▸ **AIM OF THE EXERCISE**:
Make an exact copy of the listing below.

▸ **EXCERPTED RECORDS**:

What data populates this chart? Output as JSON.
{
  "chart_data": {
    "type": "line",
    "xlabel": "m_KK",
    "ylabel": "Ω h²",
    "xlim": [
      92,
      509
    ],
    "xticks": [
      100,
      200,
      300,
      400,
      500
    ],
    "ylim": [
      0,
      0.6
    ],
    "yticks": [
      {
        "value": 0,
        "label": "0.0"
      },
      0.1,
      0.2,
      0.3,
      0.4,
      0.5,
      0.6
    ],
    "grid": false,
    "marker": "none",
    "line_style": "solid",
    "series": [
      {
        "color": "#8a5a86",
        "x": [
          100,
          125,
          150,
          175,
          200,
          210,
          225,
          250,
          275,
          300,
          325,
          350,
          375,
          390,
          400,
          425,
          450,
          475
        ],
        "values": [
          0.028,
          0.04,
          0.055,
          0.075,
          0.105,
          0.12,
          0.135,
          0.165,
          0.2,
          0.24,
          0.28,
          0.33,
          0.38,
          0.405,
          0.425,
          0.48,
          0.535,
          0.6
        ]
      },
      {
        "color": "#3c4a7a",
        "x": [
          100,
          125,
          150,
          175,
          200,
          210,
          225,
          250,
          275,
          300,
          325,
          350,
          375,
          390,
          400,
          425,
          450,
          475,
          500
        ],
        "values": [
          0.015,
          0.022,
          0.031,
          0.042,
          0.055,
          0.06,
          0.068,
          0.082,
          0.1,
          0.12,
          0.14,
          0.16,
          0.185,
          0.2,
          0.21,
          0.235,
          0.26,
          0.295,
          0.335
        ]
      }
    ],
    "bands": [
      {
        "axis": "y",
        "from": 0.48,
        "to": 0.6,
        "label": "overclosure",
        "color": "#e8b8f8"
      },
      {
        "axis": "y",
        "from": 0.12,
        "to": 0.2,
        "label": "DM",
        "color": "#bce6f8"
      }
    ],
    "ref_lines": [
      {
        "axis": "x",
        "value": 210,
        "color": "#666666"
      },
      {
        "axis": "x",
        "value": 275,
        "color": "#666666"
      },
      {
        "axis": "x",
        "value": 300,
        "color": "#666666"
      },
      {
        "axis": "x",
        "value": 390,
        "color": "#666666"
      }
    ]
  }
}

▸ **FINISHED TASK**:
What data populates this chart? Output as JSON.
{
  "chart_data": {
    "type": "line",
    "xlabel": "m_KK",
    "ylabel": "Ω h²",
    "xlim": [
      92,
      509
    ],
    "xticks": [
      100,
      200,
      300,
      400,
      500
    ],
    "ylim": [
      0,
      0.6
    ],
    "yticks": [
      {
        "value": 0,
        "label": "0.0"
      },
      0.1,
      0.2,
      0.3,
      0.4,
      0.5,
      0.6
    ],
    "grid": false,
    "marker": "none",
    "line_style": "solid",
    "series": [
      {
        "color": "#8a5a86",
        "x": [
          100,
          125,
          150,
          175,
          200,
          210,
          225,
          250,
          275,
          300,
          325,
          350,
          375,
          390,
          400,
          425,
          450,
          475
        ],
        "values": [
          0.028,
          0.04,
          0.055,
          0.075,
          0.105,
          0.12,
          0.135,
          0.165,
          0.2,
          0.24,
          0.28,
          0.33,
          0.38,
          0.405,
          0.425,
          0.48,
          0.535,
          0.6
        ]
      },
      {
        "color": "#3c4a7a",
        "x": [
          100,
          125,
          150,
          175,
          200,
          210,
          225,
          250,
          275,
          300,
          325,
          350,
          375,
          390,
          400,
          425,
          450,
          475,
          500
        ],
        "values": [
          0.015,
          0.022,
          0.031,
          0.042,
          0.055,
          0.06,
          0.068,
          0.082,
          0.1,
          0.12,
          0.14,
          0.16,
          0.185,
          0.2,
          0.21,
          0.235,
          0.26,
          0.295,
          0.335
        ]
      }
    ],
    "bands": [
      {
        "axis": "y",
        "from": 0.48,
        "to": 0.6,
        "label": "overclosure",
        "color": "#e8b8f8"
      },
      {
        "axis": "y",
        "from": 0.12,
        "to": 0.2,
        "label": "DM",
        "color": "#bce6f8"
      }
    ],
    "ref_lines": [
      {
        "axis": "x",
        "value": 210,
        "color": "#666666"
      },
      {
        "axis": "x",
        "value": 275,
        "color": "#666666"
      },
      {
        "axis": "x",
        "value": 300,
        "color": "#666666"
      },
      {
        "axis": "x",
        "value": 390,
        "color": "#666666"
      }
    ]
  }
}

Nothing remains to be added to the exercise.